* Tugas A
Berdasarkan resensi buku The Comfort Zone di bawah, jelaskan mengapa buku tersebut seketika menjadi international best seller.
* Tugas B
Jawab pertanyaan berikut berdasarkan resensi buku The Comfort Zone di bawah.
(i) Pada tahun berapa buku The Comfort Zone terbit?
(ii) Penerbit mana yang menerbitkan terjemahan bahasa Indonesianya, dan kapan?
(iii) Sudah ke dalam berapa bahasa buku ini diterjemahkan?
* Tugas C
Lanjutkan resensi buku The Comfort Zone di bawah mulai dari titik akhirnya.

* Teks yang Disediakan

= = = =

Resensi - 'The Comfort Zone' anjuran agar tak meninggalkan zona nyaman

id The comfort zone,Zona nyaman,kristen butler,best seller,aruna books

Resensi - 'The Comfort Zone' anjuran agar tak meninggalkan zona nyaman

Buku The Comfort Zone Emang Boleh Senyaman Ini? karya Kristen Butler telah terjual lebih dari 100.000 eksemplar dan diterjemahkan dalam 10 bahasa. (ANTARA/Hanni Sofia)

Jakarta (ANTARA) - Ketika banyak orang percaya bahwa untuk maju harus keluar dari zona nyaman, Kristen Butler justru hadir dengan pesan yang kontradiktif sekaligus menyegarkan yakni “Masuklah ke zona nyamanmu. Nikmati. Rayakan.”

“Jangan tinggalkan zona nyaman karena zona nyaman itu enak,” demikian prinsipnya.

Pemikirannya itu dituangkan dalam buku berjudul The Comfort Zone, terbit pada 2023, dan diterjemahkan dalam bahasa Indonesia dengan judul 'Emang Boleh Senyaman Ini?' diterbitkan oleh Penerbit Aruna Books pada Juni 2024.

Pemikiran yang berbeda dengan kebanyakan orang itu seketika membawa buku ini menjadi international best seller sekaligus menempatkan buku ini sebagai salah satu buku yang paling banyak diterjemahkan ke dalam berbagai bahasa, hingga saat ini tercatat telah alih ke dalam 10 bahasa.

= = = =

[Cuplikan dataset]
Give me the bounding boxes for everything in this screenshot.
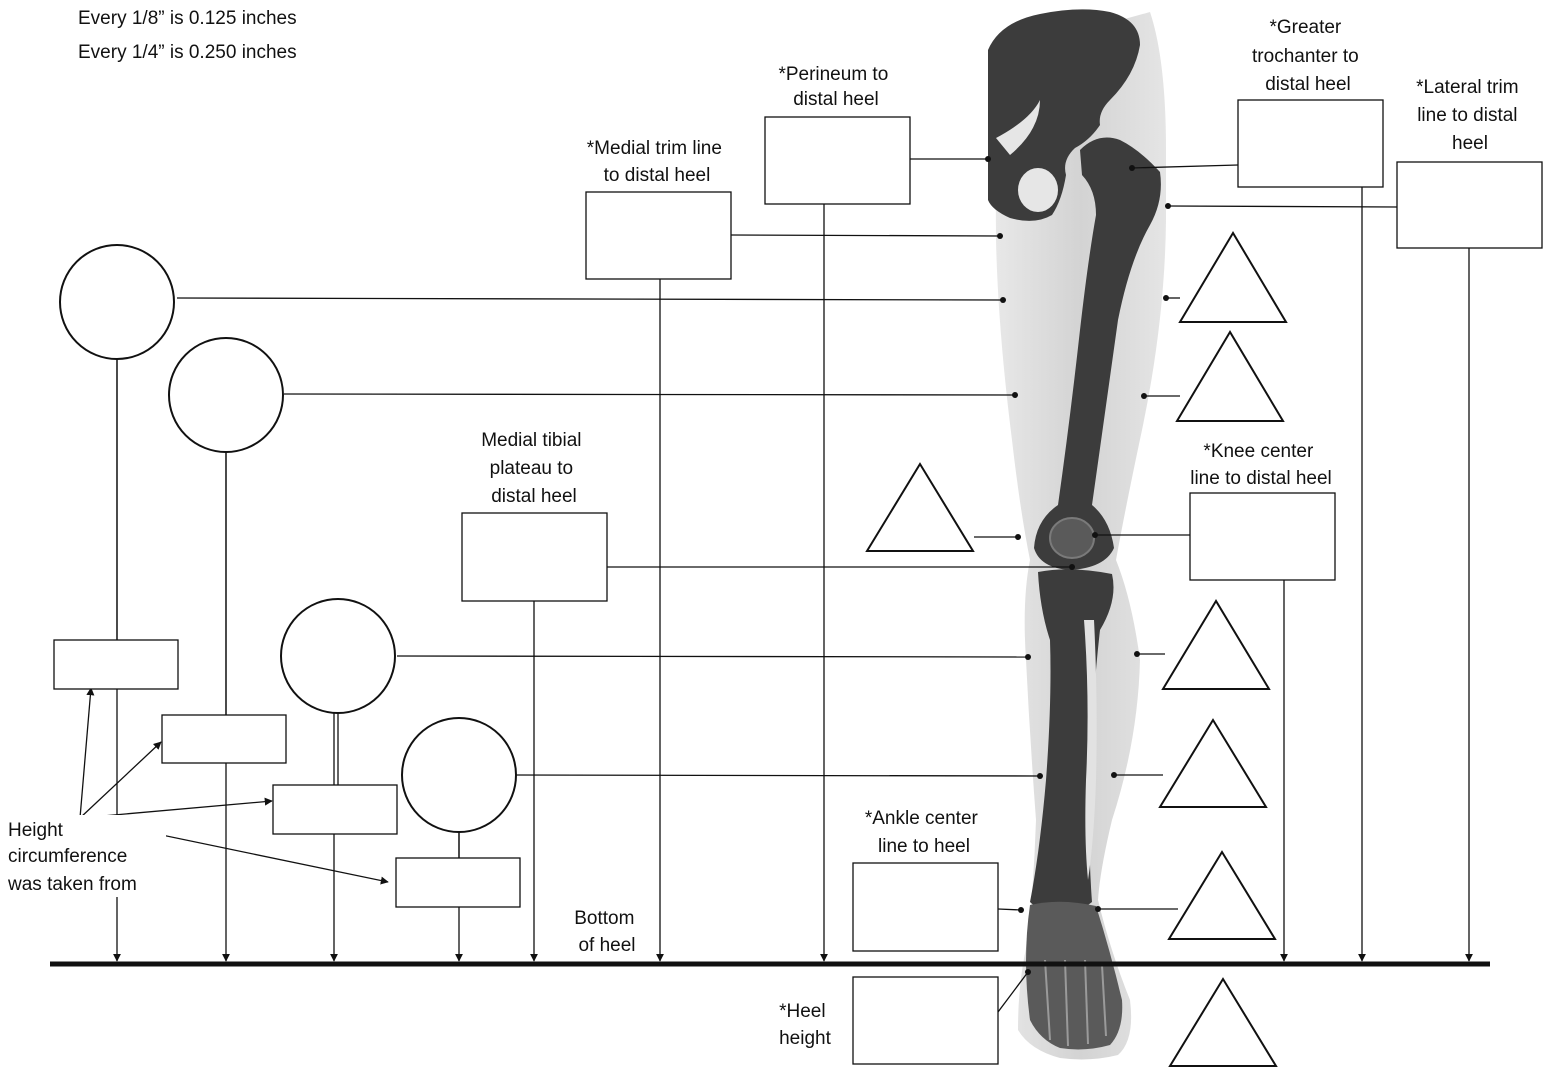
label-lateral-trim: *Lateral trim line to distal heel bbox=[1416, 77, 1524, 154]
circumference-circles[interactable] bbox=[60, 245, 516, 832]
note-line-1: Every 1/8” is 0.125 inches bbox=[78, 8, 297, 29]
triangle-measurement-6[interactable] bbox=[1169, 852, 1275, 939]
box-medial-trim[interactable] bbox=[586, 192, 731, 279]
box-heel-height[interactable] bbox=[853, 977, 998, 1064]
label-height-circumference: Height circumference was taken from bbox=[7, 815, 166, 897]
box-height-2[interactable] bbox=[162, 715, 286, 763]
note-line-2: Every 1/4” is 0.250 inches bbox=[78, 42, 297, 63]
triangle-measurement-4[interactable] bbox=[1163, 601, 1269, 689]
circle-measurement-1[interactable] bbox=[60, 245, 174, 359]
triangle-measurement-3[interactable] bbox=[867, 464, 973, 551]
label-perineum: *Perineum to distal heel bbox=[778, 64, 893, 110]
circle-measurement-2[interactable] bbox=[169, 338, 283, 452]
measurement-boxes[interactable] bbox=[54, 100, 1542, 1064]
label-bottom-of-heel: Bottom of heel bbox=[574, 908, 639, 956]
notes-text: Every 1/8” is 0.125 inches Every 1/4” is… bbox=[78, 8, 297, 63]
box-height-4[interactable] bbox=[396, 858, 520, 907]
label-heel-height: *Heel height bbox=[779, 1001, 831, 1049]
circle-measurement-4[interactable] bbox=[402, 718, 516, 832]
triangle-measurement-1[interactable] bbox=[1180, 233, 1286, 322]
box-ankle-center[interactable] bbox=[853, 863, 998, 951]
label-medial-trim: *Medial trim line to distal heel bbox=[587, 138, 727, 186]
box-medial-tibial[interactable] bbox=[462, 513, 607, 601]
box-lateral-trim[interactable] bbox=[1397, 162, 1542, 248]
triangle-measurement-7[interactable] bbox=[1170, 979, 1276, 1066]
box-greater-trochanter[interactable] bbox=[1238, 100, 1383, 187]
kneecap bbox=[1050, 518, 1094, 558]
triangle-measurement-5[interactable] bbox=[1160, 720, 1266, 807]
circle-measurement-3[interactable] bbox=[281, 599, 395, 713]
box-height-1[interactable] bbox=[54, 640, 178, 689]
obturator-foramen bbox=[1018, 168, 1058, 212]
triangle-measurement-2[interactable] bbox=[1177, 332, 1283, 421]
label-greater-trochanter: *Greater trochanter to distal heel bbox=[1252, 17, 1364, 95]
box-knee-center[interactable] bbox=[1190, 493, 1335, 580]
label-medial-tibial: Medial tibial plateau to distal heel bbox=[481, 430, 587, 507]
label-ankle-center: *Ankle center line to heel bbox=[865, 808, 983, 857]
label-knee-center: *Knee center line to distal heel bbox=[1190, 441, 1332, 489]
box-perineum[interactable] bbox=[765, 117, 910, 204]
box-height-3[interactable] bbox=[273, 785, 397, 834]
foot-bones bbox=[1026, 902, 1122, 1050]
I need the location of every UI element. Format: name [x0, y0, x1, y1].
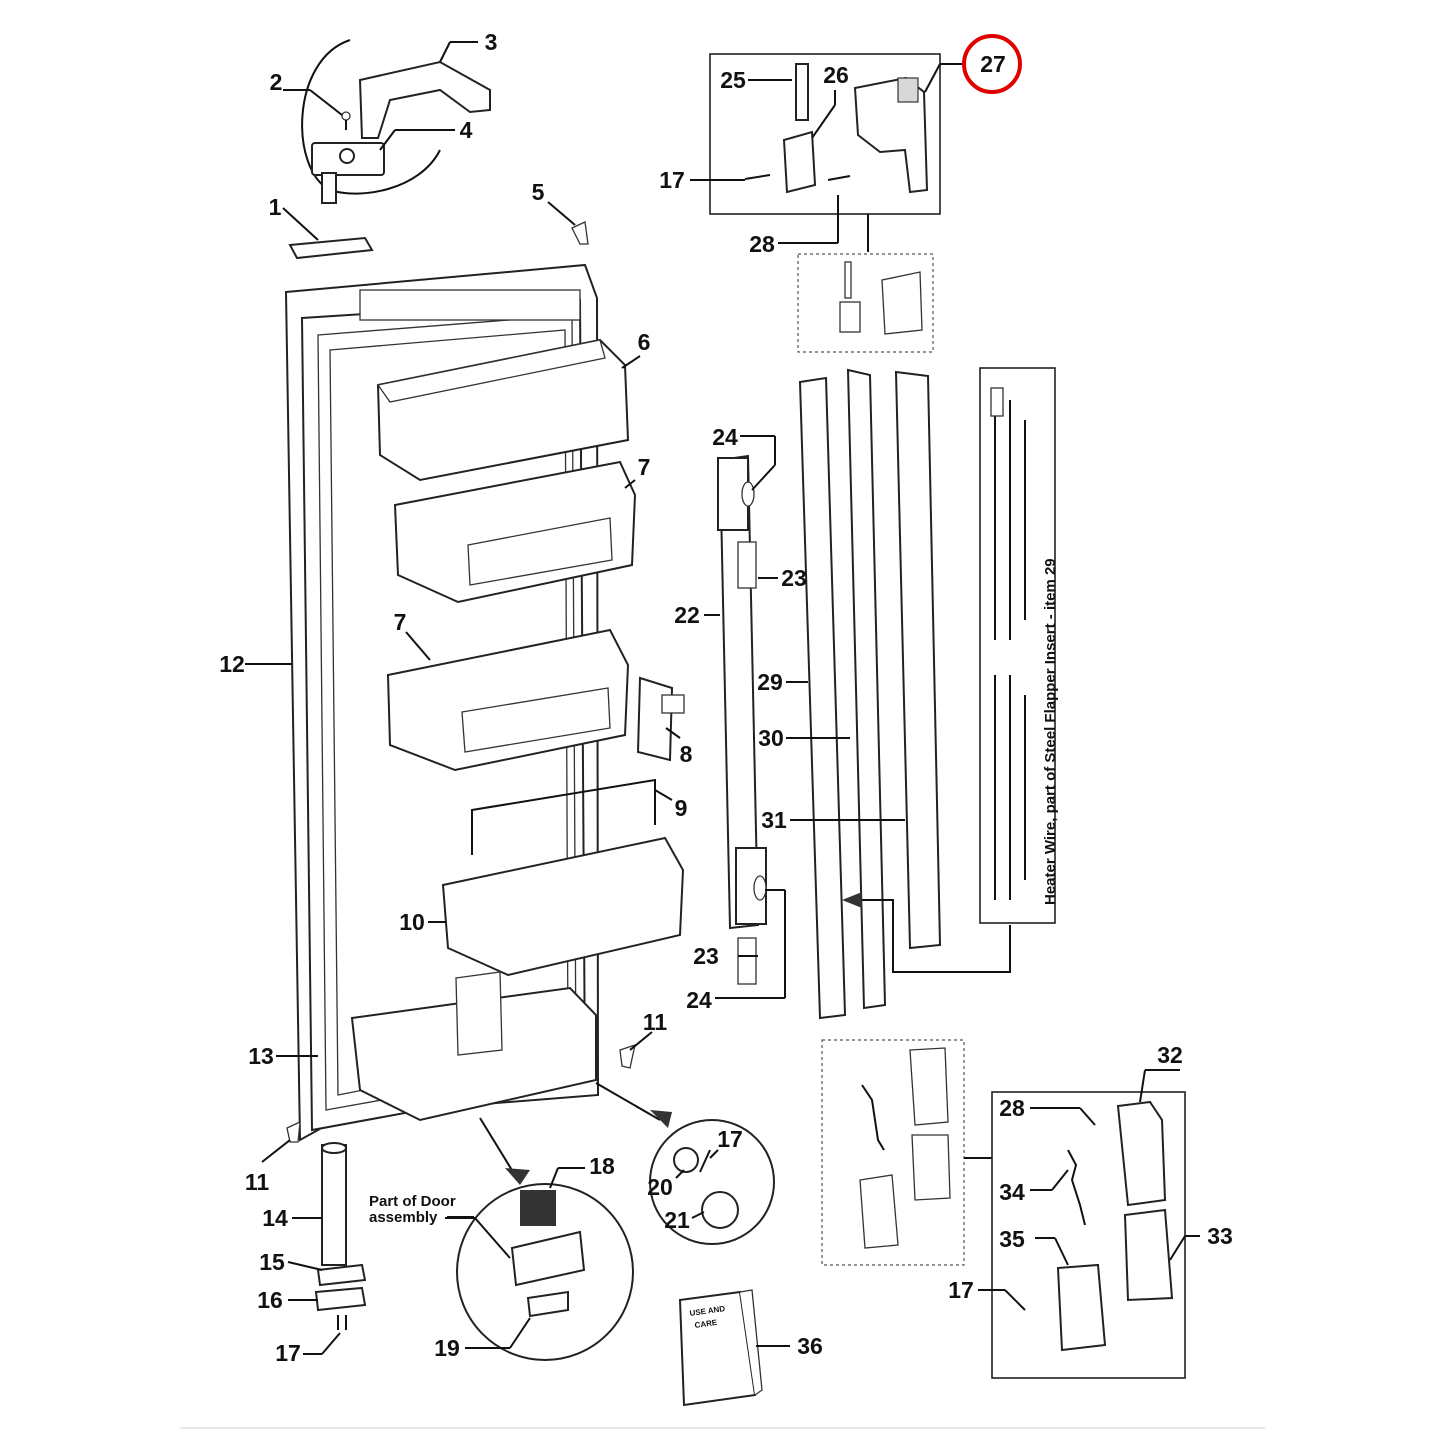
hinge-screw — [341, 111, 351, 121]
screw-23-top — [737, 541, 757, 589]
bottom-hinge-pin — [321, 1144, 347, 1266]
callout-label: 17 — [275, 1340, 301, 1366]
door-clip — [571, 221, 589, 245]
callout-label: 12 — [219, 651, 245, 677]
heater-wire-panel — [979, 367, 1056, 924]
clip-11-left — [286, 1120, 301, 1143]
hinge-bushing — [316, 1263, 367, 1287]
hinge-pin — [321, 172, 337, 204]
clip-11-right — [619, 1044, 636, 1069]
callout-label: 10 — [399, 909, 425, 935]
top-trim-cap — [288, 236, 374, 260]
callout-label: 24 — [712, 424, 738, 450]
callout-label: 3 — [485, 29, 498, 55]
cam-nut — [673, 1147, 699, 1173]
callout-label: 14 — [262, 1205, 288, 1231]
callout-label: 19 — [434, 1335, 460, 1361]
wire-rack — [471, 778, 656, 855]
callout-label: 32 — [1157, 1042, 1183, 1068]
callout-label: 11 — [245, 1169, 270, 1195]
door-stop-pad — [520, 1190, 556, 1226]
callout-label: 5 — [532, 179, 545, 205]
bottom-hinge-kit-alt — [821, 1039, 965, 1266]
callout-label: 4 — [460, 117, 473, 143]
bottom-hinge-group — [314, 1142, 367, 1330]
callout-label-highlighted: 27 — [980, 51, 1006, 77]
hinge-bracket — [314, 1286, 367, 1312]
callout-label: 33 — [1207, 1223, 1233, 1249]
callout-labels: 1 2 3 4 5 6 7 7 8 9 10 11 11 12 13 14 15… — [219, 29, 1233, 1366]
highlight-ring — [962, 34, 1022, 94]
callout-label: 15 — [259, 1249, 285, 1275]
callout-label: 2 — [270, 69, 283, 95]
callout-label: 17 — [717, 1126, 743, 1152]
hinge-kit-box — [709, 53, 941, 215]
callout-label: 7 — [394, 609, 407, 635]
leader-lines — [245, 41, 1200, 1355]
callout-label: 20 — [647, 1174, 673, 1200]
callout-label: 6 — [638, 329, 651, 355]
callout-label: 18 — [589, 1153, 615, 1179]
callout-label: 29 — [757, 669, 783, 695]
cam-roller — [701, 1191, 739, 1229]
manual-title-line2: CARE — [694, 1318, 718, 1330]
callout-label: 8 — [680, 741, 693, 767]
callout-label: 17 — [948, 1277, 974, 1303]
callout-label: 21 — [664, 1207, 690, 1233]
callout-label: 35 — [999, 1226, 1025, 1252]
door-bin-bottom — [441, 836, 685, 977]
callout-label: 23 — [781, 565, 807, 591]
callout-label: 22 — [674, 602, 700, 628]
screw-23-bottom — [737, 937, 757, 985]
hinge-bracket-35 — [1056, 1263, 1107, 1352]
spring-34 — [1067, 1149, 1086, 1226]
callout-label: 17 — [659, 167, 685, 193]
top-hinge-cover — [358, 60, 491, 139]
door-assembly-note-line2: assembly — [369, 1209, 438, 1226]
heater-wire-note: Heater Wire, part of Steel Flapper Inser… — [1042, 558, 1059, 905]
hinge-kit-alt — [797, 253, 934, 353]
callout-label: 28 — [749, 231, 775, 257]
gallon-bin — [350, 986, 597, 1122]
callout-label: 16 — [257, 1287, 283, 1313]
hinge-bushing-26 — [782, 130, 817, 194]
bin-divider — [636, 676, 674, 762]
door-assembly-note-line1: Part of Door — [369, 1193, 456, 1210]
callout-label: 1 — [269, 194, 282, 220]
top-hinge-group — [301, 39, 491, 204]
hinge-cover-32 — [1116, 1100, 1167, 1207]
callout-label: 26 — [823, 62, 849, 88]
callout-label: 31 — [761, 807, 787, 833]
callout-label: 24 — [686, 987, 712, 1013]
callout-label: 11 — [643, 1009, 668, 1035]
callout-label: 30 — [758, 725, 784, 751]
callout-label: 23 — [693, 943, 719, 969]
callout-label: 36 — [797, 1333, 823, 1359]
callout-label: 13 — [248, 1043, 274, 1069]
callout-label: 25 — [720, 67, 746, 93]
callout-label: 28 — [999, 1095, 1025, 1121]
flapper-strip-29 — [798, 376, 847, 1020]
flapper-strip-30 — [846, 368, 887, 1010]
flapper-strip-31 — [894, 370, 942, 950]
callout-label: 7 — [638, 454, 651, 480]
hinge-cover-33 — [1123, 1208, 1174, 1302]
hinge-pin-25 — [795, 63, 809, 121]
callout-label: 9 — [675, 795, 688, 821]
callout-label: 34 — [999, 1179, 1025, 1205]
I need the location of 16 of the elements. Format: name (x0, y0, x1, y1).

= = = =

* Jawaban yang Diharapkan A
Menurut resensi itu, buku tersebut seketika menjadi international best seller karena pemikirannya berbeda dengan kebanyakan orang. Banyak orang percaya bahwa untuk maju harus keluar dari zona nyaman. Kristen Butler justru menganjurkan agar orang masuk ke zona nyamannya, menikmatinya, dan merayakannya.

* Jawaban yang Diharapkan B
(i) 2023.
(ii) Penerbit Aruna Books, pada Juni 2024.
(iii) 10 bahasa.

* Jawaban yang Diharapkan C
Buku setebal 374 halaman ini memang membawa perspektif baru tentang kenyamanan yang sering dipandang sebelah mata oleh mereka yang mendewakan tantangan. Pantas jika sampai saat ini telah terjual lebih dari 100.000 eksemplar.

Judul buku ini saja sudah menggoda. Alih-alih berlagak serius seperti motivator kebanyakan, Butler justru menggoda pembaca untuk mempertanyakan ulang anggapan klise bahwa "zona nyaman adalah musuh."

Dengan gaya bahasa santai yang penuh kehangatan, Butler seakan berbicara langsung kepada pembacanya, seperti seorang teman yang dengan lembut menyadarkan bahwa tidak ada salahnya merasa nyaman.

Bahkan, dari kenyamanan itulah seseorang sebenarnya bisa tumbuh tanpa stres yang bisa menggerogoti tubuh dan jiwa.

Kristen Butler, yang dikenal sebagai pendiri Power of Positivity dan penulis buku laris 3 Minute Positivity Journal, tidak sekadar menawarkan teori hampa. Ia membawa kisah hidupnya sebagai bukti.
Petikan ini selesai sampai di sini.